The request: Retype each line exactly. Skip images.

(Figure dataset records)
━━━

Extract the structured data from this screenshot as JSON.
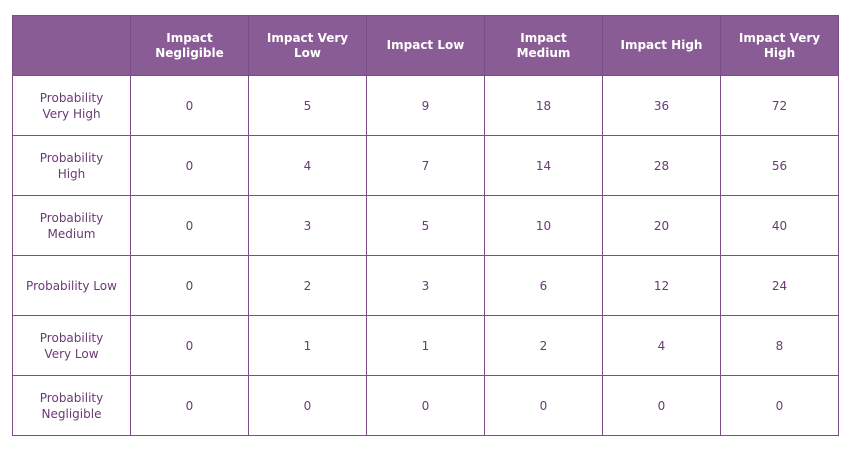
{
  "table": {
    "columns": [
      "Impact Negligible",
      "Impact Very Low",
      "Impact Low",
      "Impact Medium",
      "Impact High",
      "Impact Very High"
    ],
    "rows": [
      {
        "label": "Probability Very High",
        "values": [
          0,
          5,
          9,
          18,
          36,
          72
        ]
      },
      {
        "label": "Probability High",
        "values": [
          0,
          4,
          7,
          14,
          28,
          56
        ]
      },
      {
        "label": "Probability Medium",
        "values": [
          0,
          3,
          5,
          10,
          20,
          40
        ]
      },
      {
        "label": "Probability Low",
        "values": [
          0,
          2,
          3,
          6,
          12,
          24
        ]
      },
      {
        "label": "Probability Very Low",
        "values": [
          0,
          1,
          1,
          2,
          4,
          8
        ]
      },
      {
        "label": "Probability Negligible",
        "values": [
          0,
          0,
          0,
          0,
          0,
          0
        ]
      }
    ]
  }
}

━━━

Exercise result:
Extract the structured data from this screenshot as JSON.
{
  "table": {
    "columns": [
      "Impact Negligible",
      "Impact Very Low",
      "Impact Low",
      "Impact Medium",
      "Impact High",
      "Impact Very High"
    ],
    "rows": [
      {
        "label": "Probability Very High",
        "values": [
          0,
          5,
          9,
          18,
          36,
          72
        ]
      },
      {
        "label": "Probability High",
        "values": [
          0,
          4,
          7,
          14,
          28,
          56
        ]
      },
      {
        "label": "Probability Medium",
        "values": [
          0,
          3,
          5,
          10,
          20,
          40
        ]
      },
      {
        "label": "Probability Low",
        "values": [
          0,
          2,
          3,
          6,
          12,
          24
        ]
      },
      {
        "label": "Probability Very Low",
        "values": [
          0,
          1,
          1,
          2,
          4,
          8
        ]
      },
      {
        "label": "Probability Negligible",
        "values": [
          0,
          0,
          0,
          0,
          0,
          0
        ]
      }
    ]
  }
}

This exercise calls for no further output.